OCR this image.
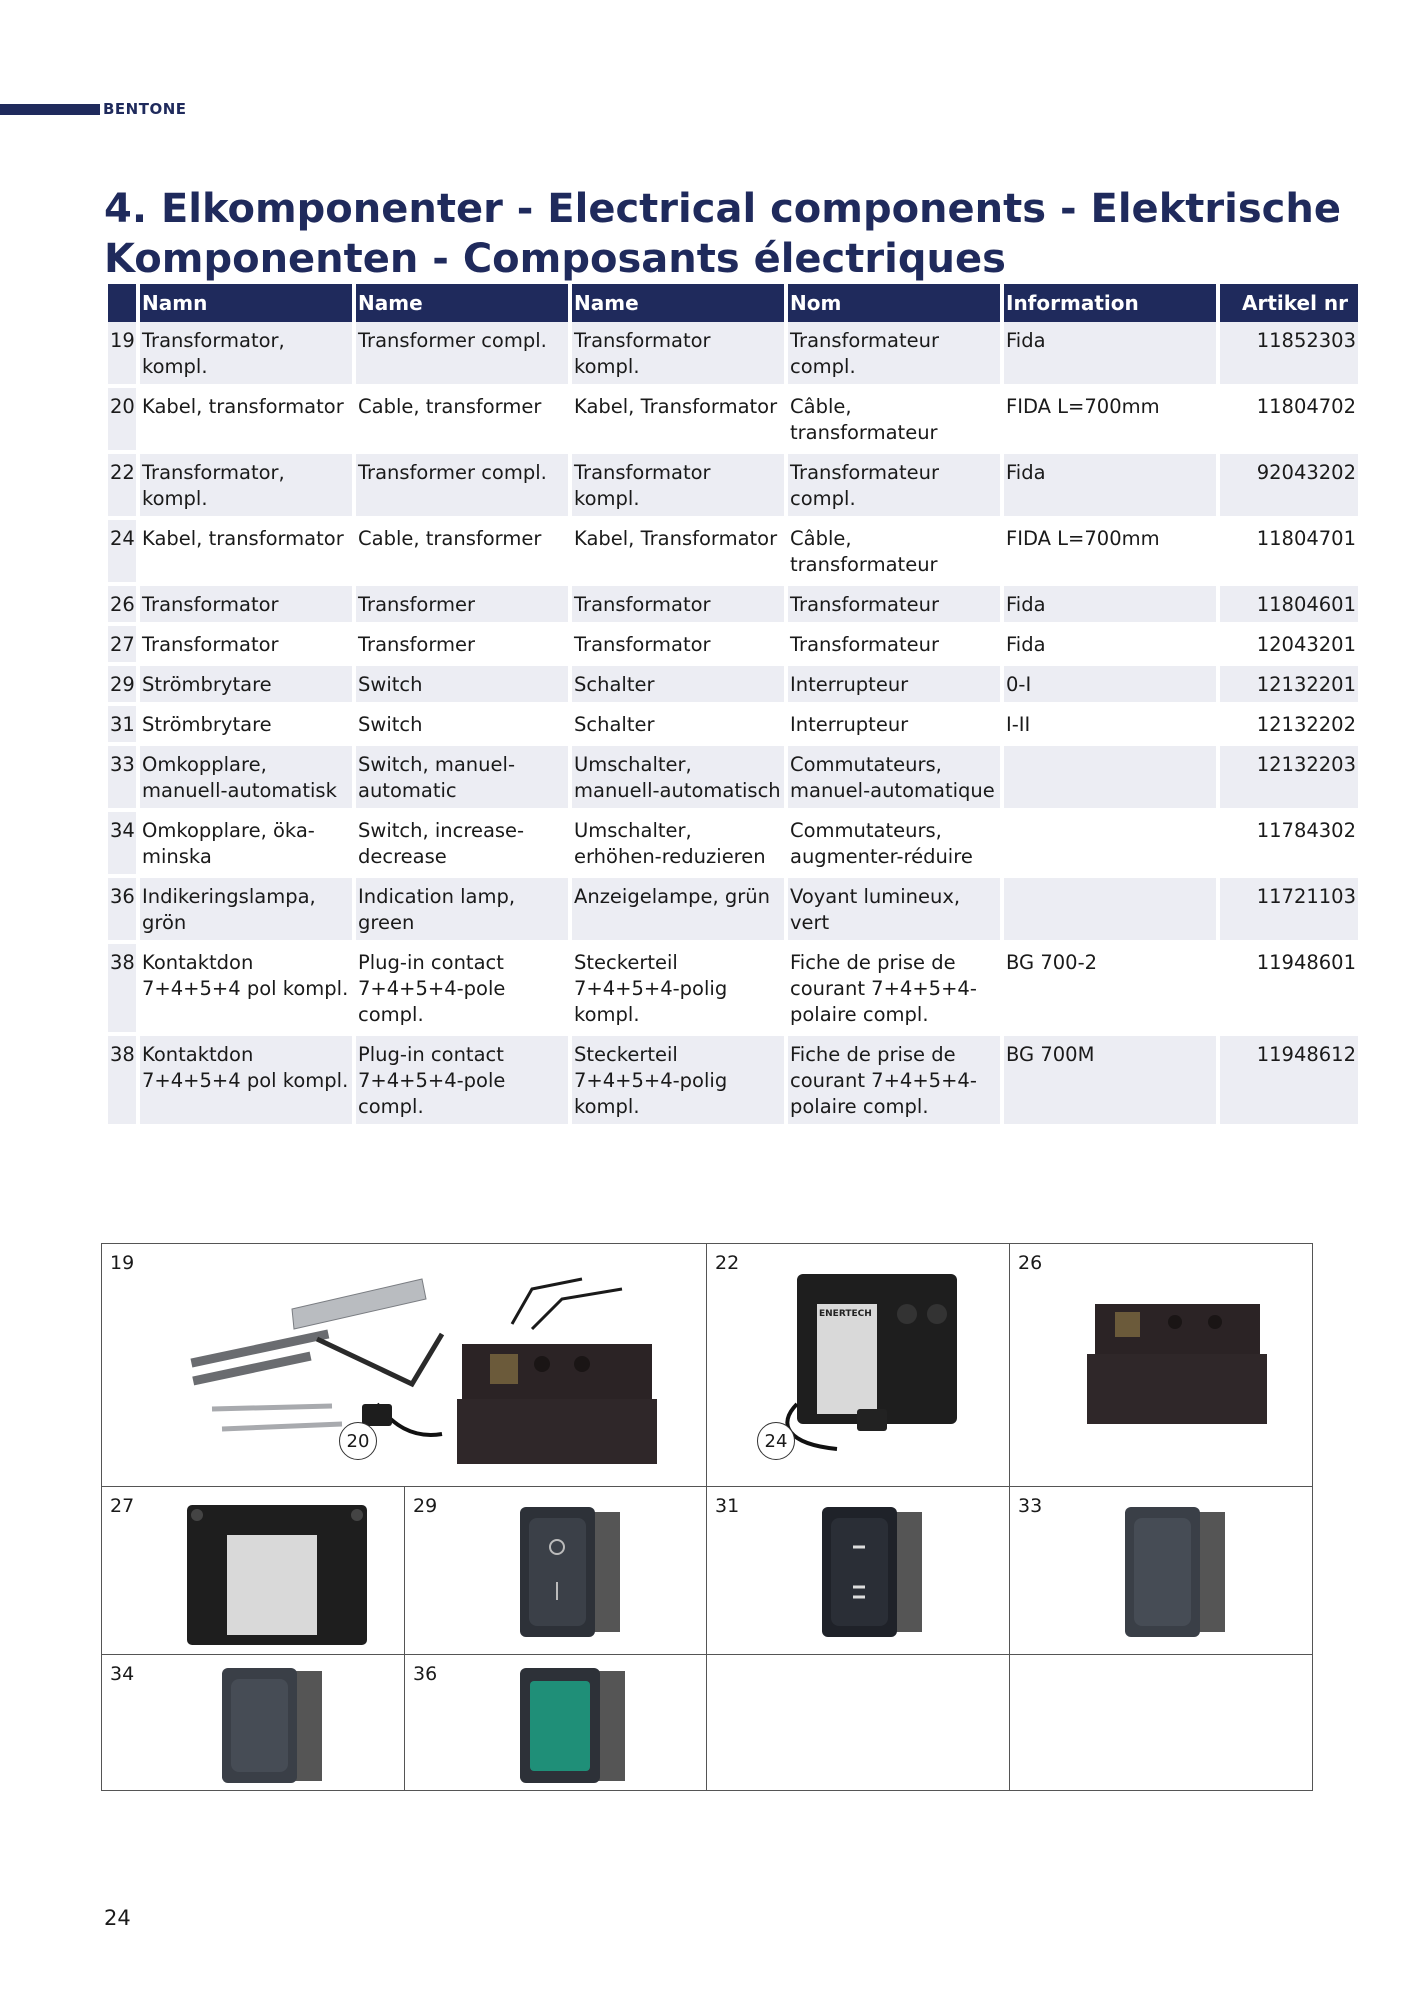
BENTONE
4. Elkomponenter - Electrical components - Elektrische Komponenten - Composants électriques
	Namn	Name	Name	Nom	Information	Artikel nr
19	Transformator, kompl.	Transformer compl.	Transformator kompl.	Transformateur compl.	Fida	11852303
20	Kabel, transformator	Cable, transformer	Kabel, Transformator	Câble, transformateur	FIDA L=700mm	11804702
22	Transformator, kompl.	Transformer compl.	Transformator kompl.	Transformateur compl.	Fida	92043202
24	Kabel, transformator	Cable, transformer	Kabel, Transformator	Câble, transformateur	FIDA L=700mm	11804701
26	Transformator	Transformer	Transformator	Transformateur	Fida	11804601
27	Transformator	Transformer	Transformator	Transformateur	Fida	12043201
29	Strömbrytare	Switch	Schalter	Interrupteur	0-I	12132201
31	Strömbrytare	Switch	Schalter	Interrupteur	I-II	12132202
33	Omkopplare, manuell-automatisk	Switch, manuel-automatic	Umschalter, manuell-automatisch	Commutateurs, manuel-automatique		12132203
34	Omkopplare, öka-minska	Switch, increase-decrease	Umschalter, erhöhen-reduzieren	Commutateurs, augmenter-réduire		11784302
36	Indikeringslampa, grön	Indication lamp, green	Anzeigelampe, grün	Voyant lumineux, vert		11721103
38	Kontaktdon 7+4+5+4 pol kompl.	Plug-in contact 7+4+5+4-pole compl.	Steckerteil 7+4+5+4-polig kompl.	Fiche de prise de courant 7+4+5+4-polaire compl.	BG 700-2	11948601
38	Kontaktdon 7+4+5+4 pol kompl.	Plug-in contact 7+4+5+4-pole compl.	Steckerteil 7+4+5+4-polig kompl.	Fiche de prise de courant 7+4+5+4-polaire compl.	BG 700M	11948612
19
20
22
ENERTECH
24
26
27	29	31	33
34	36
24
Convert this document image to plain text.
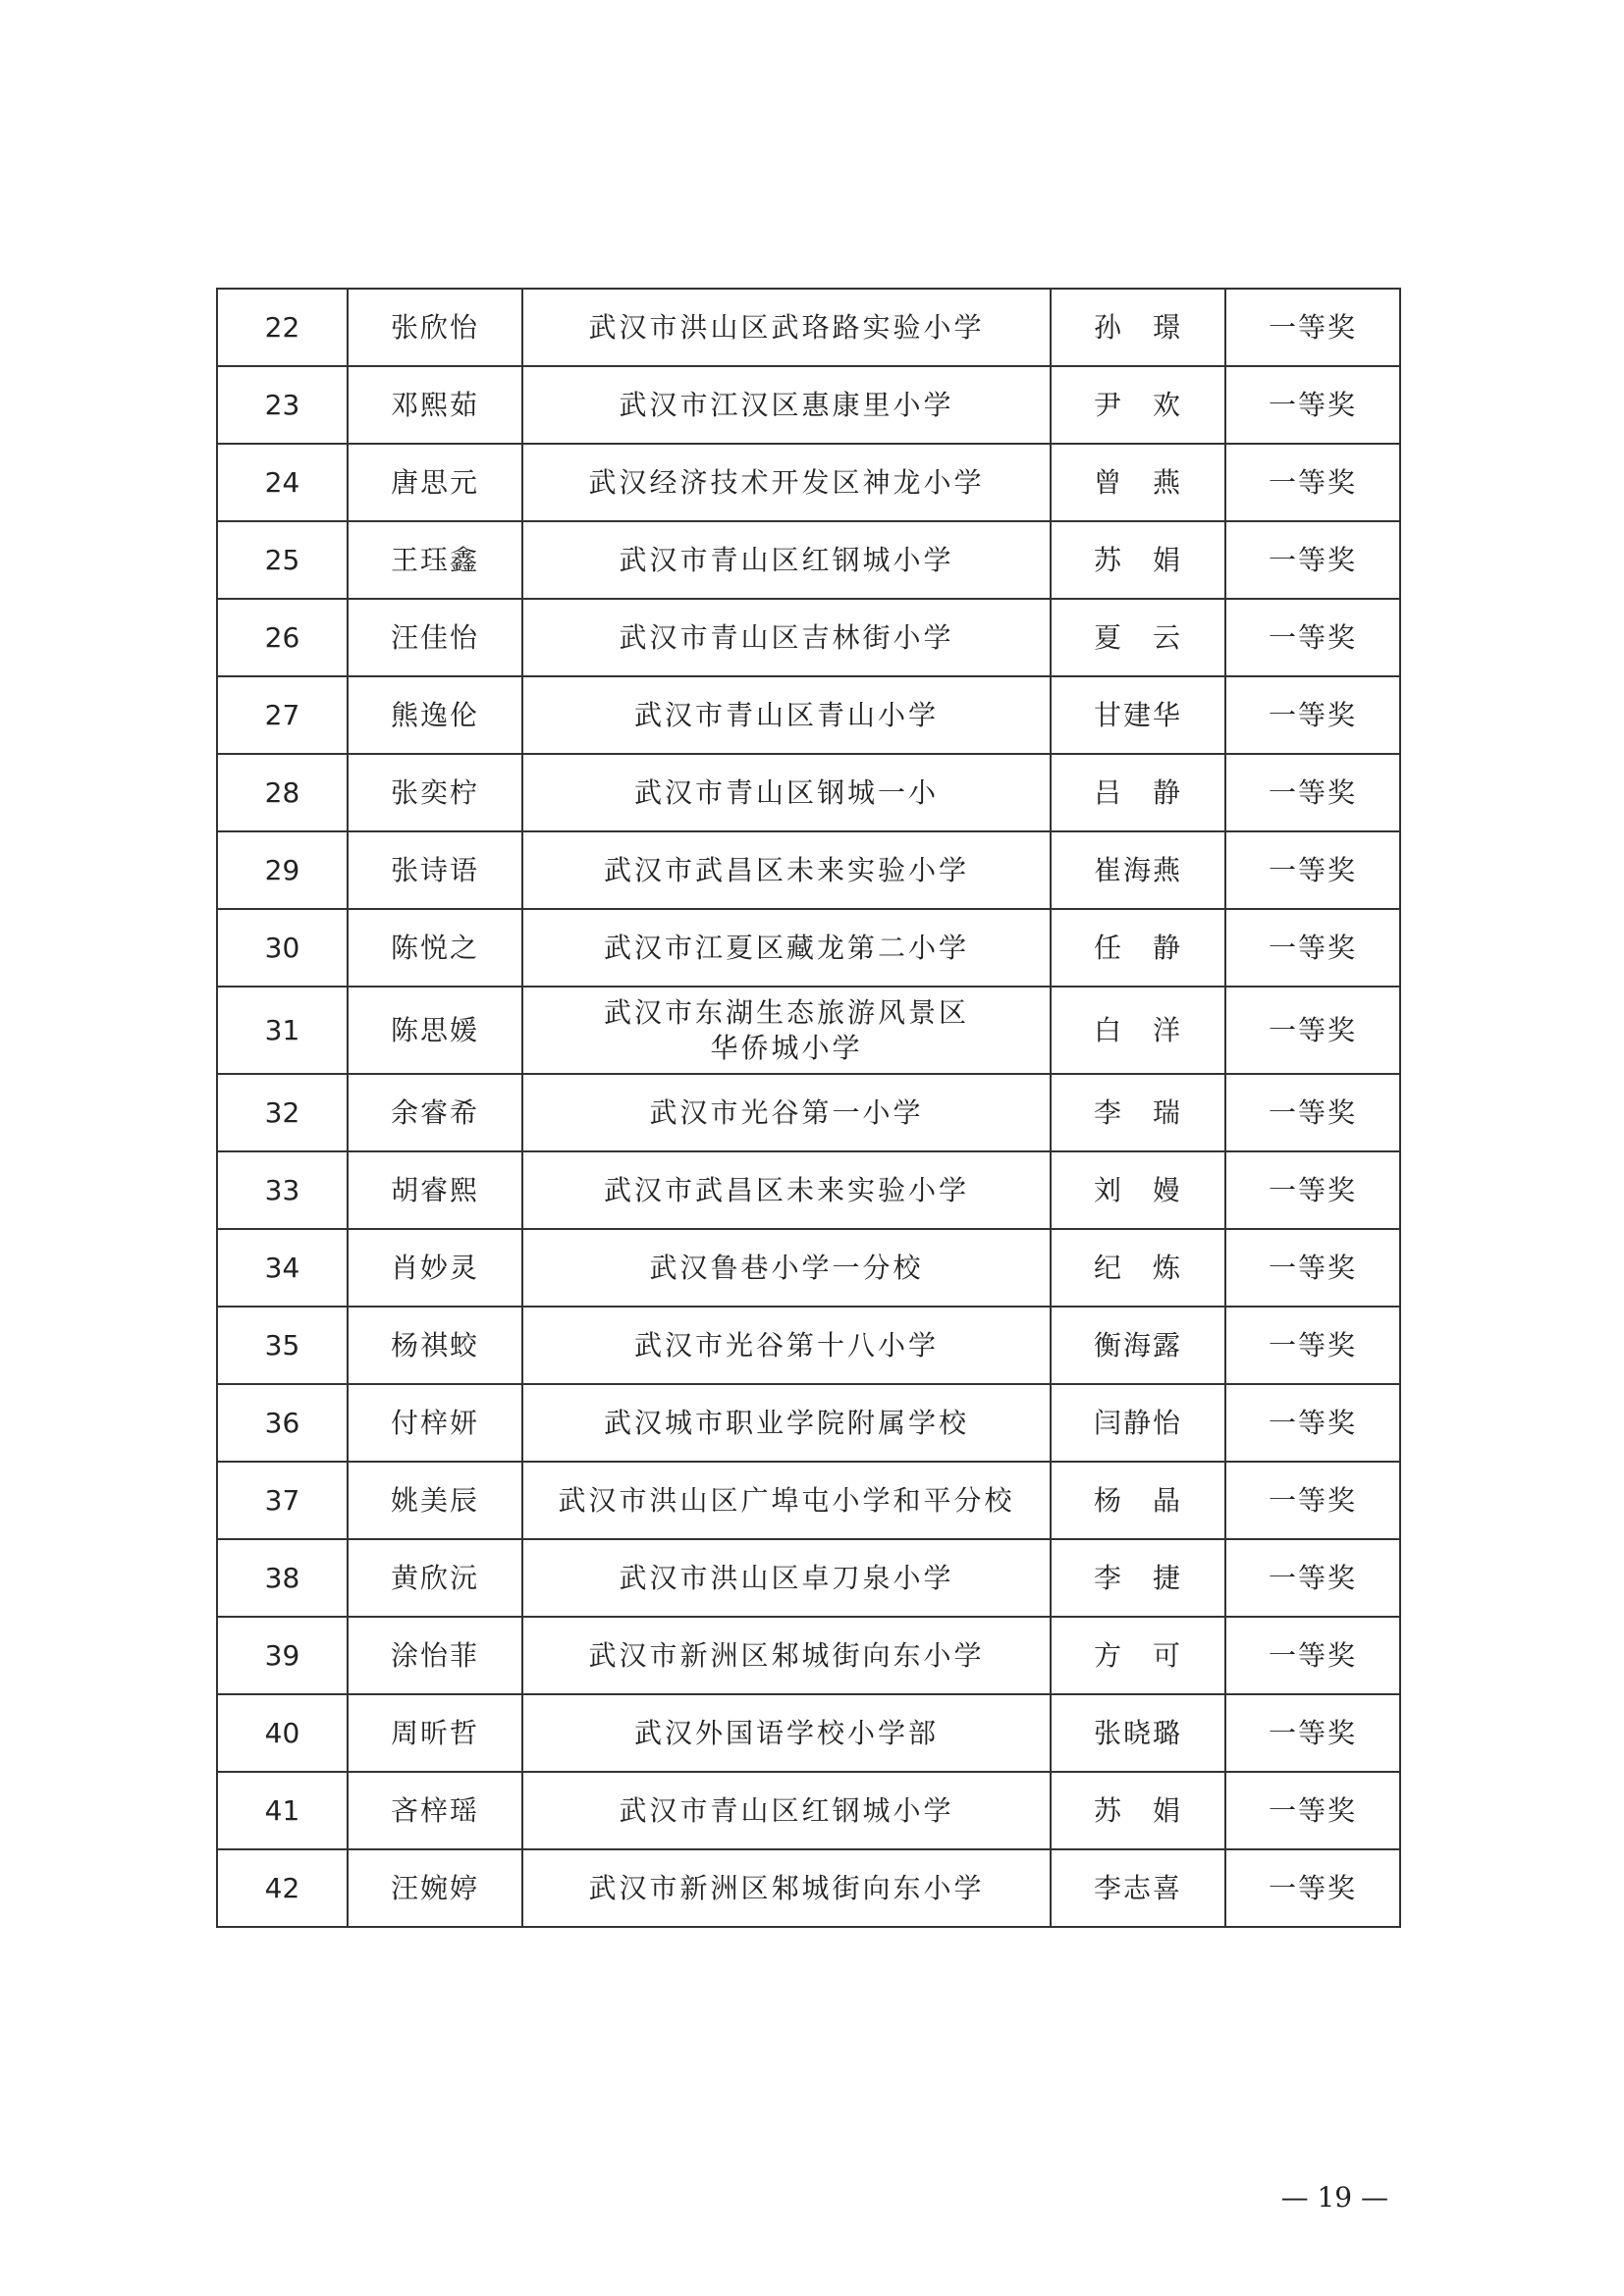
22	张欣怡	武汉市洪山区武珞路实验小学	孙　璟	一等奖
23	邓熙茹	武汉市江汉区惠康里小学	尹　欢	一等奖
24	唐思元	武汉经济技术开发区神龙小学	曾　燕	一等奖
25	王珏鑫	武汉市青山区红钢城小学	苏　娟	一等奖
26	汪佳怡	武汉市青山区吉林街小学	夏　云	一等奖
27	熊逸伦	武汉市青山区青山小学	甘建华	一等奖
28	张奕柠	武汉市青山区钢城一小	吕　静	一等奖
29	张诗语	武汉市武昌区未来实验小学	崔海燕	一等奖
30	陈悦之	武汉市江夏区藏龙第二小学	任　静	一等奖
31	陈思媛	武汉市东湖生态旅游风景区
华侨城小学	白　洋	一等奖
32	余睿希	武汉市光谷第一小学	李　瑞	一等奖
33	胡睿熙	武汉市武昌区未来实验小学	刘　嫚	一等奖
34	肖妙灵	武汉鲁巷小学一分校	纪　炼	一等奖
35	杨祺蛟	武汉市光谷第十八小学	衡海露	一等奖
36	付梓妍	武汉城市职业学院附属学校	闫静怡	一等奖
37	姚美辰	武汉市洪山区广埠屯小学和平分校	杨　晶	一等奖
38	黄欣沅	武汉市洪山区卓刀泉小学	李　捷	一等奖
39	涂怡菲	武汉市新洲区邾城街向东小学	方　可	一等奖
40	周昕哲	武汉外国语学校小学部	张晓璐	一等奖
41	吝梓瑶	武汉市青山区红钢城小学	苏　娟	一等奖
42	汪婉婷	武汉市新洲区邾城街向东小学	李志喜	一等奖
— 19 —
══════════
• [Aim of the task]: Reproduce verbatim, and only, the lines starting at the one that contains "Convert this document image to plain text." and ending with the final line of the records; leave out the pictures.

• [Exercise response]:
Convert this document image to plain text.
22	张欣怡	武汉市洪山区武珞路实验小学	孙　璟	一等奖
23	邓熙茹	武汉市江汉区惠康里小学	尹　欢	一等奖
24	唐思元	武汉经济技术开发区神龙小学	曾　燕	一等奖
25	王珏鑫	武汉市青山区红钢城小学	苏　娟	一等奖
26	汪佳怡	武汉市青山区吉林街小学	夏　云	一等奖
27	熊逸伦	武汉市青山区青山小学	甘建华	一等奖
28	张奕柠	武汉市青山区钢城一小	吕　静	一等奖
29	张诗语	武汉市武昌区未来实验小学	崔海燕	一等奖
30	陈悦之	武汉市江夏区藏龙第二小学	任　静	一等奖
31	陈思媛	武汉市东湖生态旅游风景区
华侨城小学	白　洋	一等奖
32	余睿希	武汉市光谷第一小学	李　瑞	一等奖
33	胡睿熙	武汉市武昌区未来实验小学	刘　嫚	一等奖
34	肖妙灵	武汉鲁巷小学一分校	纪　炼	一等奖
35	杨祺蛟	武汉市光谷第十八小学	衡海露	一等奖
36	付梓妍	武汉城市职业学院附属学校	闫静怡	一等奖
37	姚美辰	武汉市洪山区广埠屯小学和平分校	杨　晶	一等奖
38	黄欣沅	武汉市洪山区卓刀泉小学	李　捷	一等奖
39	涂怡菲	武汉市新洲区邾城街向东小学	方　可	一等奖
40	周昕哲	武汉外国语学校小学部	张晓璐	一等奖
41	吝梓瑶	武汉市青山区红钢城小学	苏　娟	一等奖
42	汪婉婷	武汉市新洲区邾城街向东小学	李志喜	一等奖
— 19 —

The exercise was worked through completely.